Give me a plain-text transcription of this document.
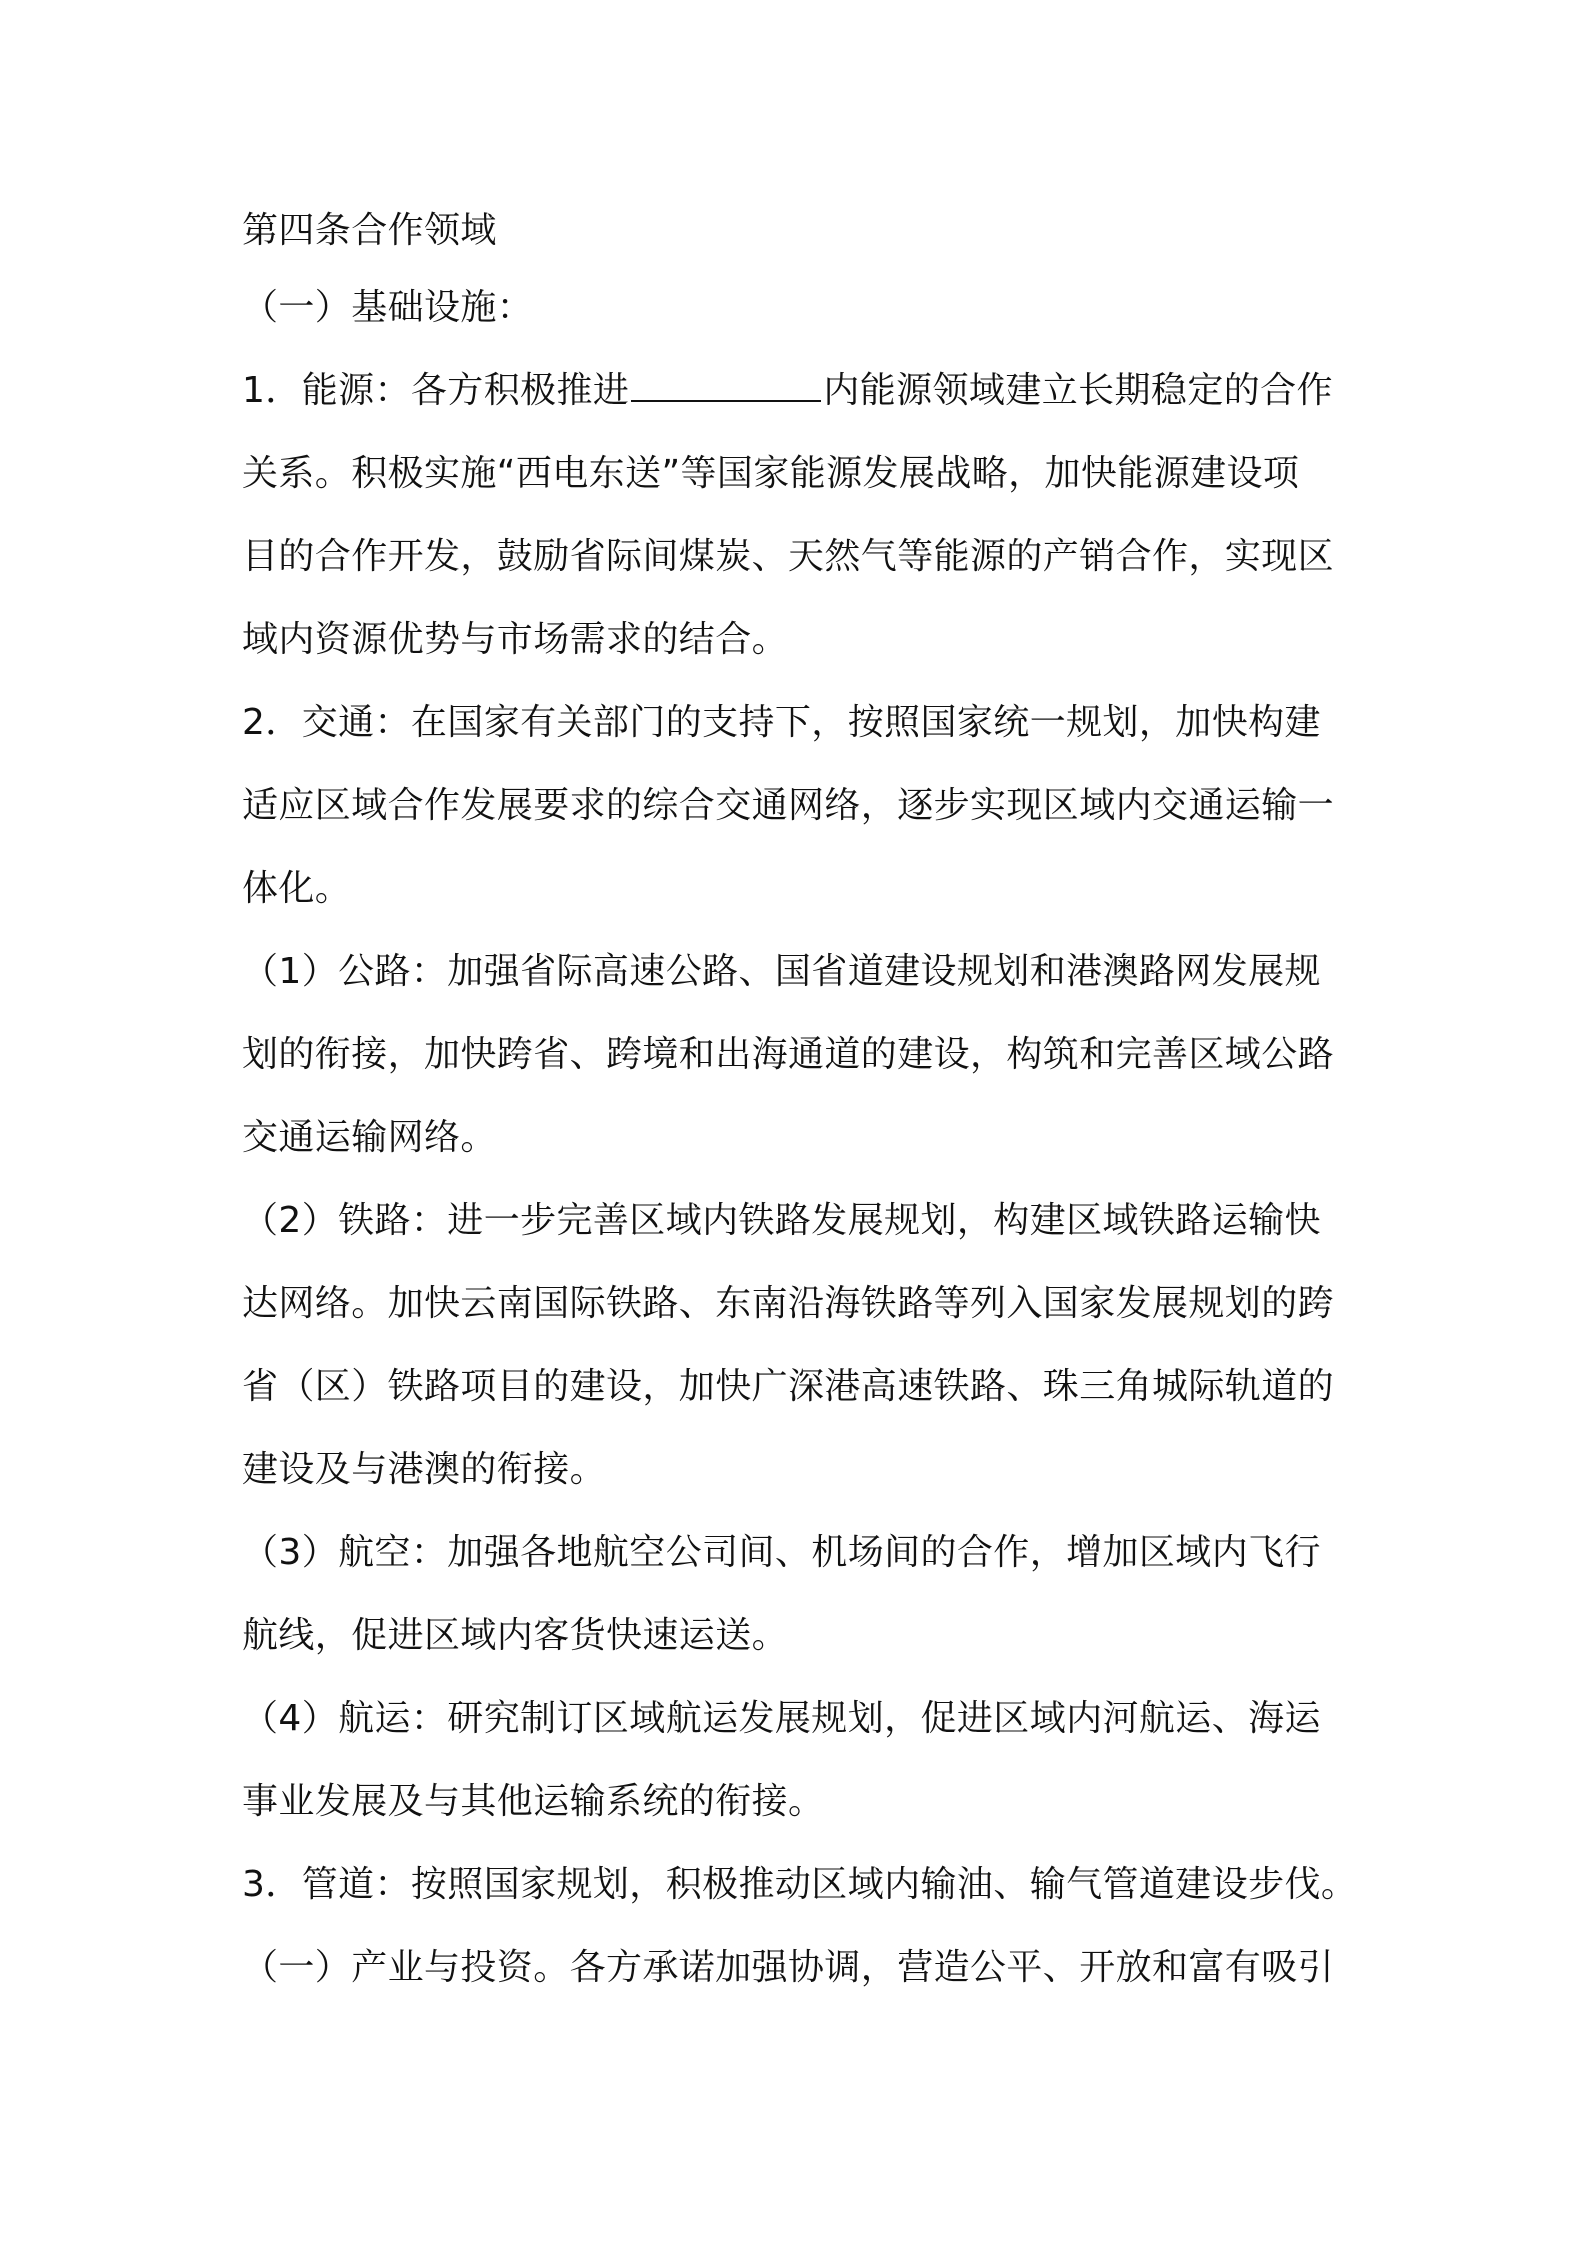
第四条合作领域
（一）基础设施：
1．能源：各方积极推进	内能源领域建立长期稳定的合作
关系。积极实施“西电东送”等国家能源发展战略，加快能源建设项
目的合作开发，鼓励省际间煤炭、天然气等能源的产销合作，实现区
域内资源优势与市场需求的结合。
2．交通：在国家有关部门的支持下，按照国家统一规划，加快构建
适应区域合作发展要求的综合交通网络，逐步实现区域内交通运输一
体化。
（1）公路：加强省际高速公路、国省道建设规划和港澳路网发展规
划的衔接，加快跨省、跨境和出海通道的建设，构筑和完善区域公路
交通运输网络。
（2）铁路：进一步完善区域内铁路发展规划，构建区域铁路运输快
达网络。加快云南国际铁路、东南沿海铁路等列入国家发展规划的跨
省（区）铁路项目的建设，加快广深港高速铁路、珠三角城际轨道的
建设及与港澳的衔接。
（3）航空：加强各地航空公司间、机场间的合作，增加区域内飞行
航线，促进区域内客货快速运送。
（4）航运：研究制订区域航运发展规划，促进区域内河航运、海运
事业发展及与其他运输系统的衔接。
3．管道：按照国家规划，积极推动区域内输油、输气管道建设步伐。
（一）产业与投资。各方承诺加强协调，营造公平、开放和富有吸引
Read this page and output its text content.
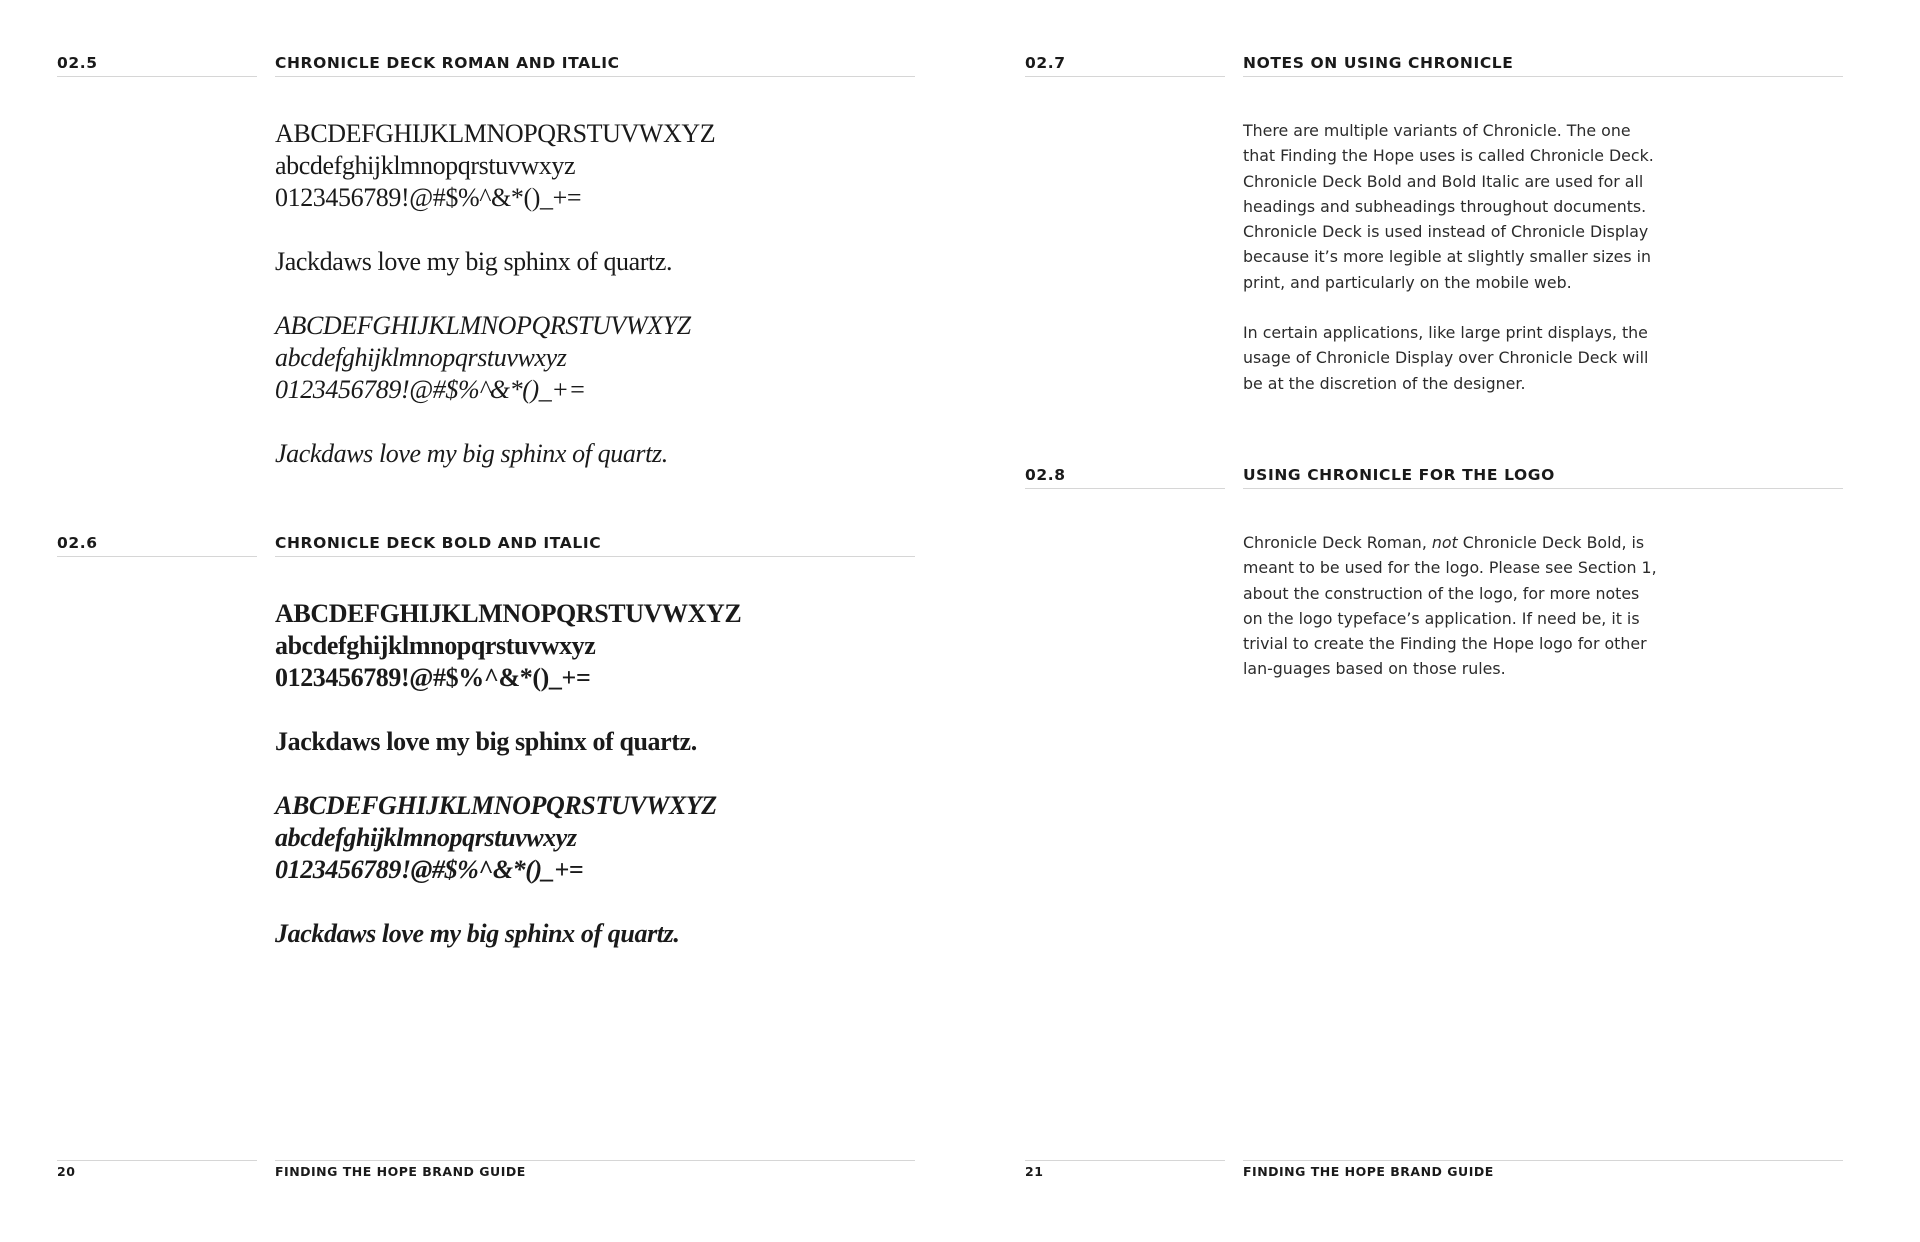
02.5	CHRONICLE DECK ROMAN AND ITALIC
ABCDEFGHIJKLMNOPQRSTUVWXYZ
abcdefghijklmnopqrstuvwxyz
0123456789!@#$%^&*()_+=
Jackdaws love my big sphinx of quartz.
ABCDEFGHIJKLMNOPQRSTUVWXYZ
abcdefghijklmnopqrstuvwxyz
0123456789!@#$%^&*()_+=
Jackdaws love my big sphinx of quartz.
02.6	CHRONICLE DECK BOLD AND ITALIC
ABCDEFGHIJKLMNOPQRSTUVWXYZ
abcdefghijklmnopqrstuvwxyz
0123456789!@#$%^&*()_+=
Jackdaws love my big sphinx of quartz.
ABCDEFGHIJKLMNOPQRSTUVWXYZ
abcdefghijklmnopqrstuvwxyz
0123456789!@#$%^&*()_+=
Jackdaws love my big sphinx of quartz.
20	FINDING THE HOPE BRAND GUIDE
02.7	NOTES ON USING CHRONICLE

There are multiple variants of Chronicle. The one that Finding the Hope uses is called Chronicle Deck. Chronicle Deck Bold and Bold Italic are used for all headings and subheadings throughout documents. Chronicle Deck is used instead of Chronicle Display because it’s more legible at slightly smaller sizes in print, and particularly on the mobile web.

In certain applications, like large print displays, the usage of Chronicle Display over Chronicle Deck will be at the discretion of the designer.

02.8	USING CHRONICLE FOR THE LOGO

Chronicle Deck Roman, not Chronicle Deck Bold, is meant to be used for the logo. Please see Section 1, about the construction of the logo, for more notes on the logo typeface’s application. If need be, it is trivial to create the Finding the Hope logo for other lan-guages based on those rules.

21	FINDING THE HOPE BRAND GUIDE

*Required task*:
Look for "print" and pull out every line that has it.

*Solution to this task*:
There are multiple variants of Chronicle. The one that Finding the Hope uses is called Chronicle Deck. Chronicle Deck Bold and Bold Italic are used for all headings and subheadings throughout documents. Chronicle Deck is used instead of Chronicle Display because it’s more legible at slightly smaller sizes in print, and particularly on the mobile web.
In certain applications, like large print displays, the usage of Chronicle Display over Chronicle Deck will be at the discretion of the designer.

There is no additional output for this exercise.